WHAT IS BEING ASKED: Can you write out all the lines word for word, with no pictures?

Stored data:
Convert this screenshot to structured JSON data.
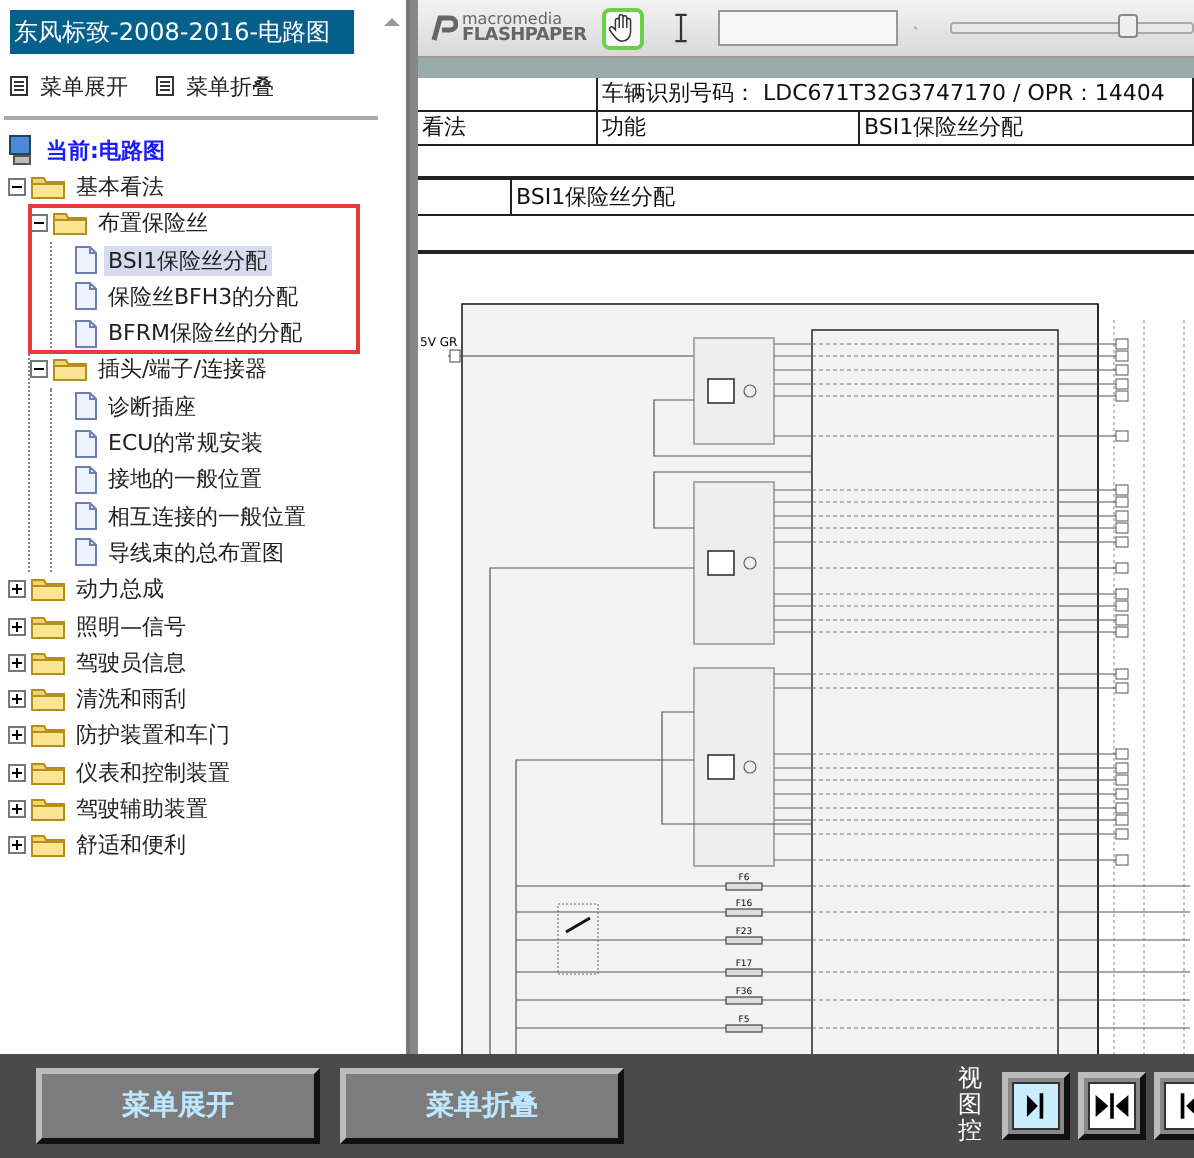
{
  "app_title": "东风标致-2008-2016-电路图",
  "menu_links": [
    "菜单展开",
    "菜单折叠"
  ],
  "tree": [
    {
      "label": "当前:电路图",
      "kind": "current"
    },
    {
      "label": "基本看法",
      "kind": "folder",
      "expanded": true,
      "framed": false,
      "children": [
        {
          "label": "布置保险丝",
          "kind": "folder",
          "expanded": true,
          "framed": true,
          "children": [
            {
              "label": "BSI1保险丝分配",
              "kind": "page",
              "selected": true
            },
            {
              "label": "保险丝BFH3的分配",
              "kind": "page",
              "selected": false
            },
            {
              "label": "BFRM保险丝的分配",
              "kind": "page",
              "selected": false
            }
          ]
        },
        {
          "label": "插头/端子/连接器",
          "kind": "folder",
          "expanded": true,
          "framed": false,
          "children": [
            {
              "label": "诊断插座",
              "kind": "page",
              "selected": false
            },
            {
              "label": "ECU的常规安装",
              "kind": "page",
              "selected": false
            },
            {
              "label": "接地的一般位置",
              "kind": "page",
              "selected": false
            },
            {
              "label": "相互连接的一般位置",
              "kind": "page",
              "selected": false
            },
            {
              "label": "导线束的总布置图",
              "kind": "page",
              "selected": false
            }
          ]
        }
      ]
    },
    {
      "label": "动力总成",
      "kind": "folder",
      "expanded": false,
      "framed": false
    },
    {
      "label": "照明—信号",
      "kind": "folder",
      "expanded": false,
      "framed": false
    },
    {
      "label": "驾驶员信息",
      "kind": "folder",
      "expanded": false,
      "framed": false
    },
    {
      "label": "清洗和雨刮",
      "kind": "folder",
      "expanded": false,
      "framed": false
    },
    {
      "label": "防护装置和车门",
      "kind": "folder",
      "expanded": false,
      "framed": false
    },
    {
      "label": "仪表和控制装置",
      "kind": "folder",
      "expanded": false,
      "framed": false
    },
    {
      "label": "驾驶辅助装置",
      "kind": "folder",
      "expanded": false,
      "framed": false
    },
    {
      "label": "舒适和便利",
      "kind": "folder",
      "expanded": false,
      "framed": false
    }
  ],
  "viewer": {
    "logo_top": "macromedia",
    "logo_bottom": "FLASHPAPER",
    "tools": [
      {
        "kind": "hand",
        "selected": true
      },
      {
        "kind": "text",
        "selected": false
      }
    ],
    "zoom": {
      "level": 0.73
    }
  },
  "document": {
    "vin": "车辆识别号码：  LDC671T32G3747170 / OPR : 14404",
    "info_cells": [
      "看法",
      "功能",
      "BSI1保险丝分配"
    ],
    "section_title": "BSI1保险丝分配",
    "diagram_labels": [
      "5V GR",
      "F6",
      "F16",
      "F23",
      "F17",
      "F36",
      "F5"
    ]
  },
  "bottom": {
    "buttons": [
      "菜单展开",
      "菜单折叠"
    ],
    "view_label": "视图控",
    "view_buttons": [
      {
        "kind": "expand-right",
        "selected": true
      },
      {
        "kind": "center",
        "selected": false
      },
      {
        "kind": "expand-left",
        "selected": false
      }
    ]
  }
}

WRITTEN RESPONSE:
Convert this screenshot to structured JSON data.
{
  "app_title": "东风标致-2008-2016-电路图",
  "menu_links": [
    "菜单展开",
    "菜单折叠"
  ],
  "tree": [
    {
      "label": "当前:电路图",
      "kind": "current"
    },
    {
      "label": "基本看法",
      "kind": "folder",
      "expanded": true,
      "framed": false,
      "children": [
        {
          "label": "布置保险丝",
          "kind": "folder",
          "expanded": true,
          "framed": true,
          "children": [
            {
              "label": "BSI1保险丝分配",
              "kind": "page",
              "selected": true
            },
            {
              "label": "保险丝BFH3的分配",
              "kind": "page",
              "selected": false
            },
            {
              "label": "BFRM保险丝的分配",
              "kind": "page",
              "selected": false
            }
          ]
        },
        {
          "label": "插头/端子/连接器",
          "kind": "folder",
          "expanded": true,
          "framed": false,
          "children": [
            {
              "label": "诊断插座",
              "kind": "page",
              "selected": false
            },
            {
              "label": "ECU的常规安装",
              "kind": "page",
              "selected": false
            },
            {
              "label": "接地的一般位置",
              "kind": "page",
              "selected": false
            },
            {
              "label": "相互连接的一般位置",
              "kind": "page",
              "selected": false
            },
            {
              "label": "导线束的总布置图",
              "kind": "page",
              "selected": false
            }
          ]
        }
      ]
    },
    {
      "label": "动力总成",
      "kind": "folder",
      "expanded": false,
      "framed": false
    },
    {
      "label": "照明—信号",
      "kind": "folder",
      "expanded": false,
      "framed": false
    },
    {
      "label": "驾驶员信息",
      "kind": "folder",
      "expanded": false,
      "framed": false
    },
    {
      "label": "清洗和雨刮",
      "kind": "folder",
      "expanded": false,
      "framed": false
    },
    {
      "label": "防护装置和车门",
      "kind": "folder",
      "expanded": false,
      "framed": false
    },
    {
      "label": "仪表和控制装置",
      "kind": "folder",
      "expanded": false,
      "framed": false
    },
    {
      "label": "驾驶辅助装置",
      "kind": "folder",
      "expanded": false,
      "framed": false
    },
    {
      "label": "舒适和便利",
      "kind": "folder",
      "expanded": false,
      "framed": false
    }
  ],
  "viewer": {
    "logo_top": "macromedia",
    "logo_bottom": "FLASHPAPER",
    "tools": [
      {
        "kind": "hand",
        "selected": true
      },
      {
        "kind": "text",
        "selected": false
      }
    ],
    "zoom": {
      "level": 0.73
    }
  },
  "document": {
    "vin": "车辆识别号码：  LDC671T32G3747170 / OPR : 14404",
    "info_cells": [
      "看法",
      "功能",
      "BSI1保险丝分配"
    ],
    "section_title": "BSI1保险丝分配",
    "diagram_labels": [
      "5V GR",
      "F6",
      "F16",
      "F23",
      "F17",
      "F36",
      "F5"
    ]
  },
  "bottom": {
    "buttons": [
      "菜单展开",
      "菜单折叠"
    ],
    "view_label": "视图控",
    "view_buttons": [
      {
        "kind": "expand-right",
        "selected": true
      },
      {
        "kind": "center",
        "selected": false
      },
      {
        "kind": "expand-left",
        "selected": false
      }
    ]
  }
}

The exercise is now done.